> What needs to be done:
The word to look for is "Serving". Report every line of the entries below that has it.

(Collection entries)

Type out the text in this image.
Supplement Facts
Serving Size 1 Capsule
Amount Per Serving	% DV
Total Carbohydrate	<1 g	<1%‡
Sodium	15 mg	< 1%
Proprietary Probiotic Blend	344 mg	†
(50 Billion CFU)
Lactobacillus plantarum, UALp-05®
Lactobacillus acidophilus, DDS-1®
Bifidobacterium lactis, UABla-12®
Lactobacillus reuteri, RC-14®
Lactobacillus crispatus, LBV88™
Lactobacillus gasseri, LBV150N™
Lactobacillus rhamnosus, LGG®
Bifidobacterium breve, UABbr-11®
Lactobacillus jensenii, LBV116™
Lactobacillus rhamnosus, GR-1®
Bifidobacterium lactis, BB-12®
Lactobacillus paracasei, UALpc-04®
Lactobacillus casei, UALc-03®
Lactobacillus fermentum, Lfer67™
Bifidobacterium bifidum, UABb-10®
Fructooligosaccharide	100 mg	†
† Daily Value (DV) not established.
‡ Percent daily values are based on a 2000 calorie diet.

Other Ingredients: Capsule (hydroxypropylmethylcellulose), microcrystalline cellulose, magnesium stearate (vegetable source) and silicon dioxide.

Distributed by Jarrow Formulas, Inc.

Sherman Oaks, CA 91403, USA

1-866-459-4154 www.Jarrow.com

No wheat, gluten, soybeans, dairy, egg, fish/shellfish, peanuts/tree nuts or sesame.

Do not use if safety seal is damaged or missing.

> Worked solution:
Serving Size 1 Capsule
Amount Per Serving	% DV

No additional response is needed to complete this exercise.